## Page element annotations

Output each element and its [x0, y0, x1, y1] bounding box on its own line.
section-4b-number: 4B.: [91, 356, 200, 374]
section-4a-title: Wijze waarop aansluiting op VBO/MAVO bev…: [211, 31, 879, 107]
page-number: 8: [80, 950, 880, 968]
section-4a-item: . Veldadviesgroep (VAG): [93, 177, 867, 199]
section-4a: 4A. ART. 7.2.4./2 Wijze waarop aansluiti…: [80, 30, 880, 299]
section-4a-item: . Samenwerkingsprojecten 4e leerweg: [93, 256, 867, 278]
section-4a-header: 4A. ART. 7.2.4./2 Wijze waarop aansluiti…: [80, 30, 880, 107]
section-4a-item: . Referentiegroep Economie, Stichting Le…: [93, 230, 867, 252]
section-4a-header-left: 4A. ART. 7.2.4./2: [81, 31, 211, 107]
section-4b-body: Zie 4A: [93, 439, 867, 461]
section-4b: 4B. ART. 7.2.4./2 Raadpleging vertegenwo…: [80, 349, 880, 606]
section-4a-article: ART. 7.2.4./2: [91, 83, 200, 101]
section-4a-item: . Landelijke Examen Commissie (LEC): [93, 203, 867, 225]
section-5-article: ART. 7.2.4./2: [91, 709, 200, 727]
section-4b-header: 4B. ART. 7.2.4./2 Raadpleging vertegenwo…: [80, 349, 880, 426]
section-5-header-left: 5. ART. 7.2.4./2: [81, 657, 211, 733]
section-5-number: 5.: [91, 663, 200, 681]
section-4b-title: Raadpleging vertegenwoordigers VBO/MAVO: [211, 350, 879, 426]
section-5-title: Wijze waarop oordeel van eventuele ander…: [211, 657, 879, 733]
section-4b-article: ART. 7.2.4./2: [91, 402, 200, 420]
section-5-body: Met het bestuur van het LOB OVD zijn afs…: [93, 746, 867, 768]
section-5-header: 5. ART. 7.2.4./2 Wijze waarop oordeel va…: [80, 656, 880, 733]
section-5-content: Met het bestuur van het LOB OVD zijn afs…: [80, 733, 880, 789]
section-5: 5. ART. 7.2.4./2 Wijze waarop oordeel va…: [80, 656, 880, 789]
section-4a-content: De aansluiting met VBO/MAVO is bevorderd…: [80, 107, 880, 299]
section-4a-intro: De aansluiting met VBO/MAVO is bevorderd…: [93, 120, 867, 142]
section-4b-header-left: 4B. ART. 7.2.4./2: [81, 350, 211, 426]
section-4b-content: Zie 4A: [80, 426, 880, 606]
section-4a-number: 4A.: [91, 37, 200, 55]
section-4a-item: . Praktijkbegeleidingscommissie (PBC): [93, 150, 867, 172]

## AIM OF THE EXERCISE
Could you copy every line of the records above, word for word and in the same order?

## EXERCISE RESULT
Output each element and its [x0, y0, x1, y1] bounding box on its own line.
section-4b-number: 4B.: [91, 356, 200, 374]
section-4a-title: Wijze waarop aansluiting op VBO/MAVO bev…: [211, 31, 879, 107]
page-number: 8: [80, 950, 880, 968]
section-4a-item: . Veldadviesgroep (VAG): [93, 177, 867, 199]
section-4a: 4A. ART. 7.2.4./2 Wijze waarop aansluiti…: [80, 30, 880, 299]
section-4a-item: . Samenwerkingsprojecten 4e leerweg: [93, 256, 867, 278]
section-4a-header: 4A. ART. 7.2.4./2 Wijze waarop aansluiti…: [80, 30, 880, 107]
section-4a-item: . Referentiegroep Economie, Stichting Le…: [93, 230, 867, 252]
section-4a-header-left: 4A. ART. 7.2.4./2: [81, 31, 211, 107]
section-4b-body: Zie 4A: [93, 439, 867, 461]
section-4b: 4B. ART. 7.2.4./2 Raadpleging vertegenwo…: [80, 349, 880, 606]
section-4a-article: ART. 7.2.4./2: [91, 83, 200, 101]
section-4a-item: . Landelijke Examen Commissie (LEC): [93, 203, 867, 225]
section-5-article: ART. 7.2.4./2: [91, 709, 200, 727]
section-4b-header: 4B. ART. 7.2.4./2 Raadpleging vertegenwo…: [80, 349, 880, 426]
section-5-header-left: 5. ART. 7.2.4./2: [81, 657, 211, 733]
section-5-number: 5.: [91, 663, 200, 681]
section-4b-title: Raadpleging vertegenwoordigers VBO/MAVO: [211, 350, 879, 426]
section-5-title: Wijze waarop oordeel van eventuele ander…: [211, 657, 879, 733]
section-4b-article: ART. 7.2.4./2: [91, 402, 200, 420]
section-5-body: Met het bestuur van het LOB OVD zijn afs…: [93, 746, 867, 768]
section-5-header: 5. ART. 7.2.4./2 Wijze waarop oordeel va…: [80, 656, 880, 733]
section-5-content: Met het bestuur van het LOB OVD zijn afs…: [80, 733, 880, 789]
section-5: 5. ART. 7.2.4./2 Wijze waarop oordeel va…: [80, 656, 880, 789]
section-4a-content: De aansluiting met VBO/MAVO is bevorderd…: [80, 107, 880, 299]
section-4a-intro: De aansluiting met VBO/MAVO is bevorderd…: [93, 120, 867, 142]
section-4b-header-left: 4B. ART. 7.2.4./2: [81, 350, 211, 426]
section-4b-content: Zie 4A: [80, 426, 880, 606]
section-4a-number: 4A.: [91, 37, 200, 55]
section-4a-item: . Praktijkbegeleidingscommissie (PBC): [93, 150, 867, 172]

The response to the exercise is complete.